### To be done
Tally all lines containing the word "text". Give the number alone.

start Data excerpts

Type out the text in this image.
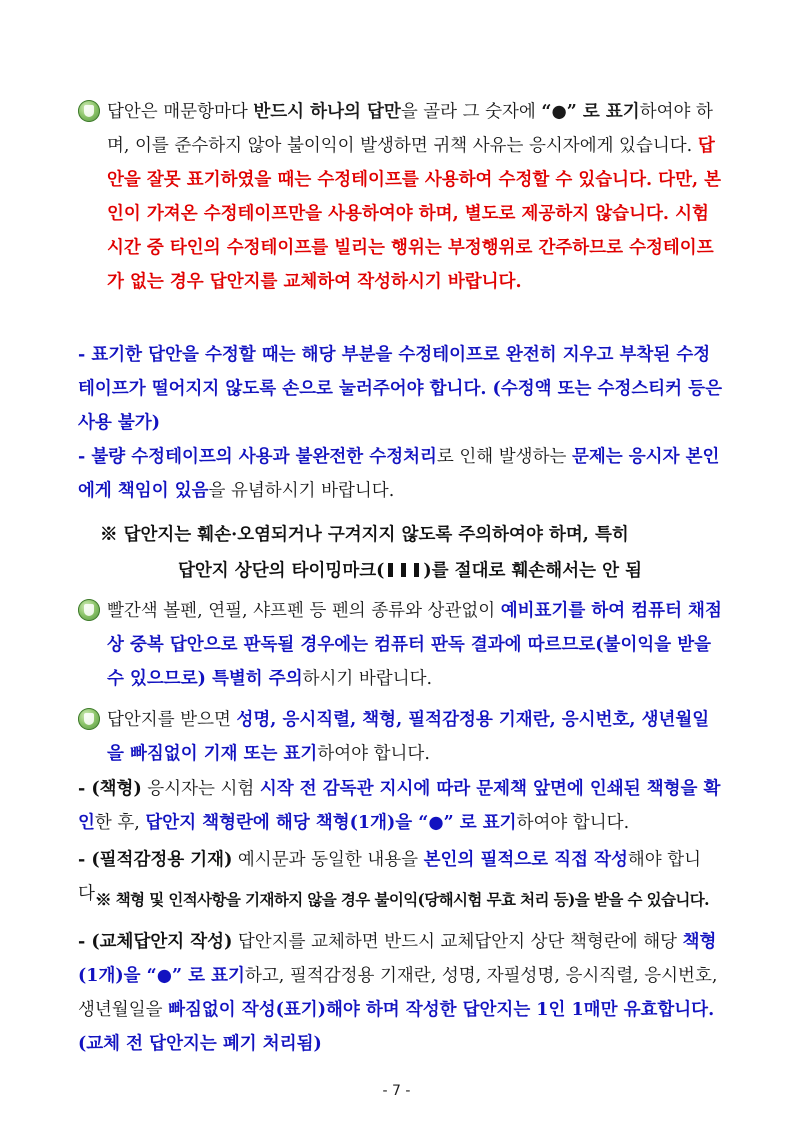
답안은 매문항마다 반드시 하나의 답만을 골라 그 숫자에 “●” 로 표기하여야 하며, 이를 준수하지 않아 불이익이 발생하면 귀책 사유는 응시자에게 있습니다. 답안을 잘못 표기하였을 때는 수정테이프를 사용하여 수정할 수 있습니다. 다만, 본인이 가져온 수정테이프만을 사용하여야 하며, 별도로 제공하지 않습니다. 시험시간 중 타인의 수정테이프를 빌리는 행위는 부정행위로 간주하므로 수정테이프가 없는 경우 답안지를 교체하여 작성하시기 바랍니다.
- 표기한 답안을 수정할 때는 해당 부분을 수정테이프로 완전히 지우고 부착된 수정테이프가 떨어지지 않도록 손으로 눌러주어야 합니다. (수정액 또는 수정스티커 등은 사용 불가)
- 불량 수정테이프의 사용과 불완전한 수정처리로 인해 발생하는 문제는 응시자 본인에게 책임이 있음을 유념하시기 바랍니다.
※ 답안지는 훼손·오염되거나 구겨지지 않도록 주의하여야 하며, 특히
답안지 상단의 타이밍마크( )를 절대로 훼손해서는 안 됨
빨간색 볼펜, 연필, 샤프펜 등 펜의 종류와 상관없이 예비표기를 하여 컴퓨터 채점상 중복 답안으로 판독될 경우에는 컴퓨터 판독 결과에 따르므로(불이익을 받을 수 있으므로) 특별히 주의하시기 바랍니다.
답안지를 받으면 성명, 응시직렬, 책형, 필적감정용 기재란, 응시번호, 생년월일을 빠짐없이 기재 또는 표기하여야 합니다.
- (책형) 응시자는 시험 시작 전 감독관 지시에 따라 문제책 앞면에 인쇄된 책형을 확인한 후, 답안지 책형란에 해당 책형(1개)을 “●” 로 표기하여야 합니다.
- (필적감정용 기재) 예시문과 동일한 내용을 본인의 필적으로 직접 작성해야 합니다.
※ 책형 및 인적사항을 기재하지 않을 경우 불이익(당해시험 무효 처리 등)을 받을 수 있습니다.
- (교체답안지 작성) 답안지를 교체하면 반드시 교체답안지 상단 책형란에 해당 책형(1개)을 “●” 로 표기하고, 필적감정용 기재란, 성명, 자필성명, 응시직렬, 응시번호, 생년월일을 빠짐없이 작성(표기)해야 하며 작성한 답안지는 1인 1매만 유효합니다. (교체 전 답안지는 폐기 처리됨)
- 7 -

end Data excerpts
start Data excerpts

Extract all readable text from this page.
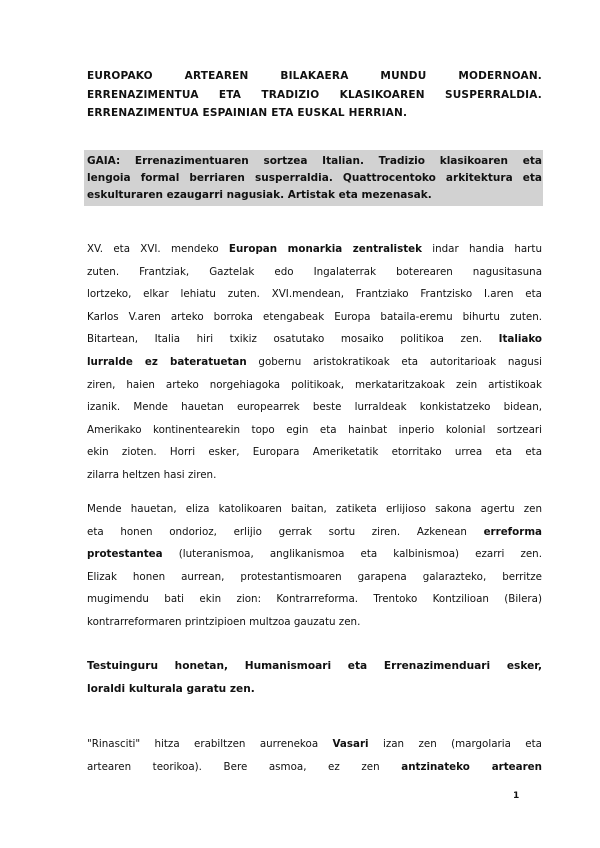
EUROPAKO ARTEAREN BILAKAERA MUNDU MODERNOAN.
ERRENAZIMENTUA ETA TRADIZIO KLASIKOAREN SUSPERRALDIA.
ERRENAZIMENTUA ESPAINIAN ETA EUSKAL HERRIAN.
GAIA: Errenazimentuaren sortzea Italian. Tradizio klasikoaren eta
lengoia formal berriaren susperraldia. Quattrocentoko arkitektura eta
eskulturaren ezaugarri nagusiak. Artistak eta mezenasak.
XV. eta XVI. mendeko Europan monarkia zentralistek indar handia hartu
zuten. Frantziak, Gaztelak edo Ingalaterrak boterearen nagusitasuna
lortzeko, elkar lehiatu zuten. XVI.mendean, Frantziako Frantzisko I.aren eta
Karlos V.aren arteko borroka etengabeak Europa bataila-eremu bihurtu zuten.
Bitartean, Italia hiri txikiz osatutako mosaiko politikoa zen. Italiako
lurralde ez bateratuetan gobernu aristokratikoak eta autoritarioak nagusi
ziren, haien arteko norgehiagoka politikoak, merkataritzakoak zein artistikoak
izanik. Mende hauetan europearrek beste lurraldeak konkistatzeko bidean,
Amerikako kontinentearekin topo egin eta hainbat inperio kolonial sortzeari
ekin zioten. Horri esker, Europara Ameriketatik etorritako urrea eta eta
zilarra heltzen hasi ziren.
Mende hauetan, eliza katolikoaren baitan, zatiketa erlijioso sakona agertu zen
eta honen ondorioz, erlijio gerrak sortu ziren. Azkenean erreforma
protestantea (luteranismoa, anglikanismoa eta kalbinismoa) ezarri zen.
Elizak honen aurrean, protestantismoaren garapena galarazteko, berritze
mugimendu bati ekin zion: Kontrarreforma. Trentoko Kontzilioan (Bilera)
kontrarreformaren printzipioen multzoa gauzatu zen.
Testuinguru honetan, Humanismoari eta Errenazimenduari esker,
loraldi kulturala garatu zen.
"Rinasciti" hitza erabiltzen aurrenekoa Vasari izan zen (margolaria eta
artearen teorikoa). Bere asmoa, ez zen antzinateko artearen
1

end Data excerpts

### Output below
2